Collection entries:
_ _ _ _ _ _ _
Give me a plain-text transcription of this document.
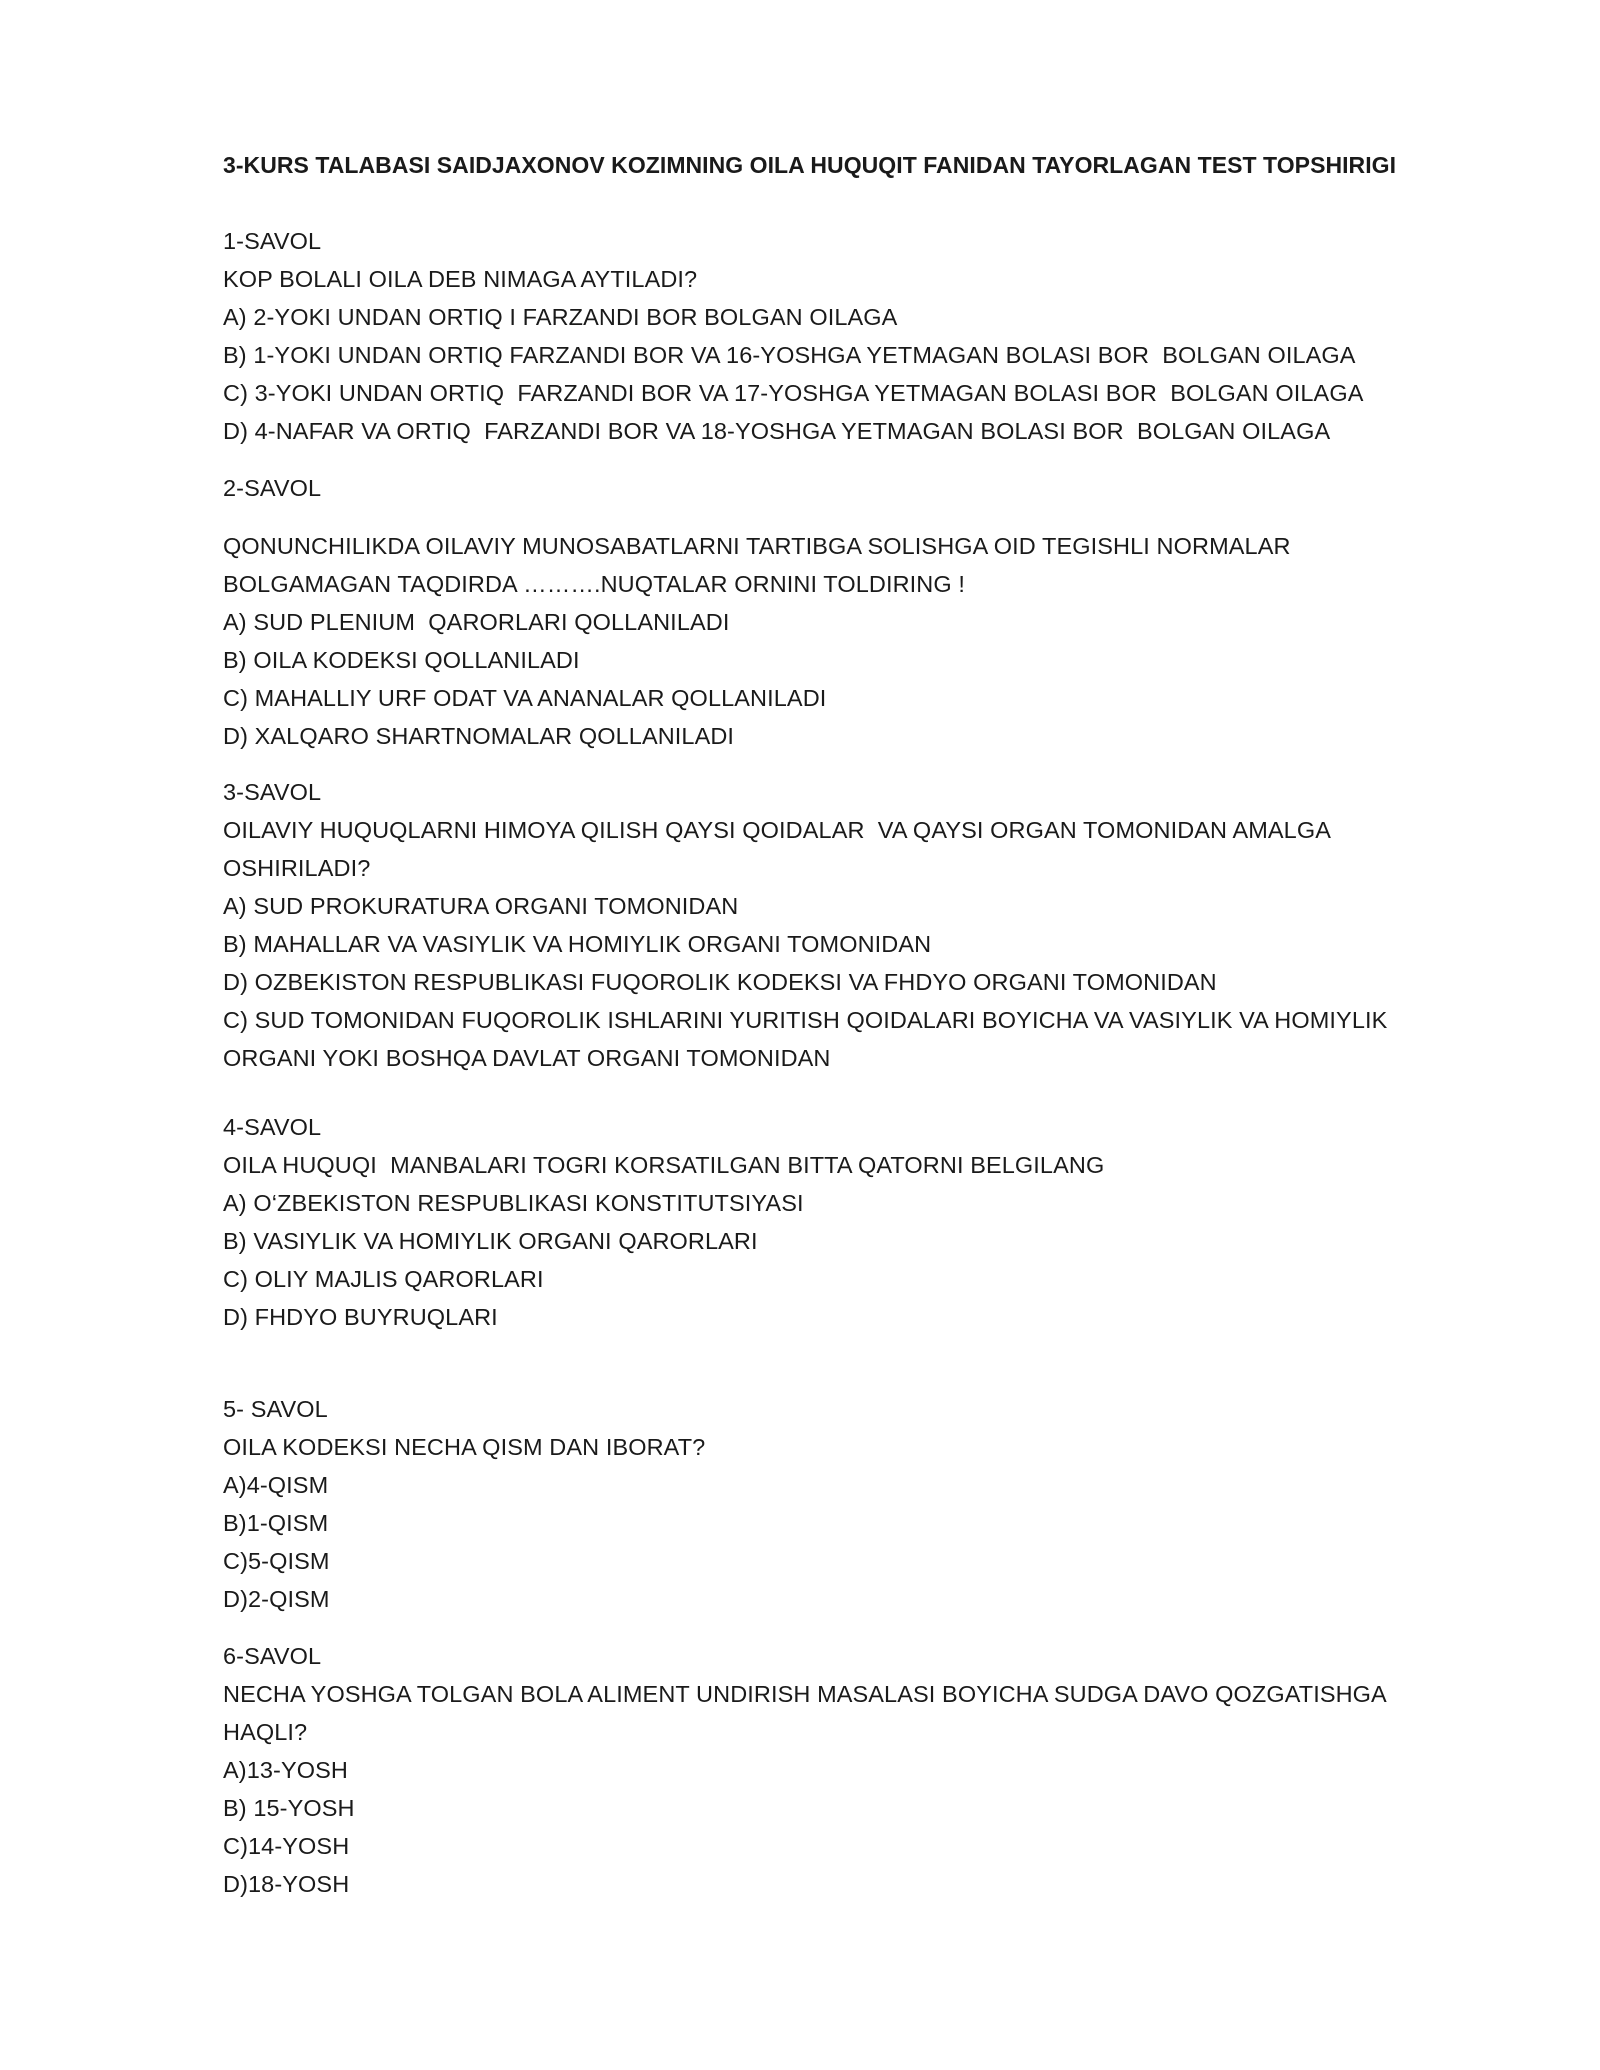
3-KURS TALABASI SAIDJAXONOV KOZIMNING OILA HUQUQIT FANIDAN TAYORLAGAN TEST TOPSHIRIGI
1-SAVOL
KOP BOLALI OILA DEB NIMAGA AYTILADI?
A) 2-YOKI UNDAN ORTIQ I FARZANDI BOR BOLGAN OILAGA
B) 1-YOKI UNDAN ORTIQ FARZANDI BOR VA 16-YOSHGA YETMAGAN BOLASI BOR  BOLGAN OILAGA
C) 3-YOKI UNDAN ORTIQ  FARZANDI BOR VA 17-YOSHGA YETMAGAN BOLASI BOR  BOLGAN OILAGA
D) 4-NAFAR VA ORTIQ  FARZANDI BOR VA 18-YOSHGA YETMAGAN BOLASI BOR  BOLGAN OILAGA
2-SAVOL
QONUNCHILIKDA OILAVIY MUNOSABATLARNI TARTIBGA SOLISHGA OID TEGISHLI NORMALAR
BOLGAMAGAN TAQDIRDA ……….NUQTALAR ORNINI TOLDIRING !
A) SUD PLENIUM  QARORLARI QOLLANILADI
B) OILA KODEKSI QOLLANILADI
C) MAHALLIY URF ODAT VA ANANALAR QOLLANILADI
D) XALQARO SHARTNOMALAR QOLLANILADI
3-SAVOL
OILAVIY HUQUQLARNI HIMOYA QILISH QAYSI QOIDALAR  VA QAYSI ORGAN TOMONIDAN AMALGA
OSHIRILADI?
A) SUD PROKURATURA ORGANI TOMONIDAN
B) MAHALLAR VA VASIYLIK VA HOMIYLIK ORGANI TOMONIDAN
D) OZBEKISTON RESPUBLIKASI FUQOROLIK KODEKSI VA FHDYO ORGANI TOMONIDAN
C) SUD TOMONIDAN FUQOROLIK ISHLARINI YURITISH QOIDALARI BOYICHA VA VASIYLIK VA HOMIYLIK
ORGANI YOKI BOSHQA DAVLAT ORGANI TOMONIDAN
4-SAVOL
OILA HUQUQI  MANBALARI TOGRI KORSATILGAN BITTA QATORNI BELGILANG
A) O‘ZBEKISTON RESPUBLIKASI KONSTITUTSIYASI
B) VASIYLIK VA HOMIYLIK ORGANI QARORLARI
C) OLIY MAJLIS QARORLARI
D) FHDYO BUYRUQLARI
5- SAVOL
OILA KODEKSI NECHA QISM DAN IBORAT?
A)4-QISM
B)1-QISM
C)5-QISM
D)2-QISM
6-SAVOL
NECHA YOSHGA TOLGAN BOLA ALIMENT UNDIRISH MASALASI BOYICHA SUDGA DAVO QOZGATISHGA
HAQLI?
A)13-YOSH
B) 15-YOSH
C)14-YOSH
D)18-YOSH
_ _ _ _ _ _ _
**EXERCISE GOAL:** Your copy should hold every record word for word and none of the pictures.

**FULL ANSWER:**
Give me a plain-text transcription of this document.
3-KURS TALABASI SAIDJAXONOV KOZIMNING OILA HUQUQIT FANIDAN TAYORLAGAN TEST TOPSHIRIGI
1-SAVOL
KOP BOLALI OILA DEB NIMAGA AYTILADI?
A) 2-YOKI UNDAN ORTIQ I FARZANDI BOR BOLGAN OILAGA
B) 1-YOKI UNDAN ORTIQ FARZANDI BOR VA 16-YOSHGA YETMAGAN BOLASI BOR  BOLGAN OILAGA
C) 3-YOKI UNDAN ORTIQ  FARZANDI BOR VA 17-YOSHGA YETMAGAN BOLASI BOR  BOLGAN OILAGA
D) 4-NAFAR VA ORTIQ  FARZANDI BOR VA 18-YOSHGA YETMAGAN BOLASI BOR  BOLGAN OILAGA
2-SAVOL
QONUNCHILIKDA OILAVIY MUNOSABATLARNI TARTIBGA SOLISHGA OID TEGISHLI NORMALAR
BOLGAMAGAN TAQDIRDA ……….NUQTALAR ORNINI TOLDIRING !
A) SUD PLENIUM  QARORLARI QOLLANILADI
B) OILA KODEKSI QOLLANILADI
C) MAHALLIY URF ODAT VA ANANALAR QOLLANILADI
D) XALQARO SHARTNOMALAR QOLLANILADI
3-SAVOL
OILAVIY HUQUQLARNI HIMOYA QILISH QAYSI QOIDALAR  VA QAYSI ORGAN TOMONIDAN AMALGA
OSHIRILADI?
A) SUD PROKURATURA ORGANI TOMONIDAN
B) MAHALLAR VA VASIYLIK VA HOMIYLIK ORGANI TOMONIDAN
D) OZBEKISTON RESPUBLIKASI FUQOROLIK KODEKSI VA FHDYO ORGANI TOMONIDAN
C) SUD TOMONIDAN FUQOROLIK ISHLARINI YURITISH QOIDALARI BOYICHA VA VASIYLIK VA HOMIYLIK
ORGANI YOKI BOSHQA DAVLAT ORGANI TOMONIDAN
4-SAVOL
OILA HUQUQI  MANBALARI TOGRI KORSATILGAN BITTA QATORNI BELGILANG
A) O‘ZBEKISTON RESPUBLIKASI KONSTITUTSIYASI
B) VASIYLIK VA HOMIYLIK ORGANI QARORLARI
C) OLIY MAJLIS QARORLARI
D) FHDYO BUYRUQLARI
5- SAVOL
OILA KODEKSI NECHA QISM DAN IBORAT?
A)4-QISM
B)1-QISM
C)5-QISM
D)2-QISM
6-SAVOL
NECHA YOSHGA TOLGAN BOLA ALIMENT UNDIRISH MASALASI BOYICHA SUDGA DAVO QOZGATISHGA
HAQLI?
A)13-YOSH
B) 15-YOSH
C)14-YOSH
D)18-YOSH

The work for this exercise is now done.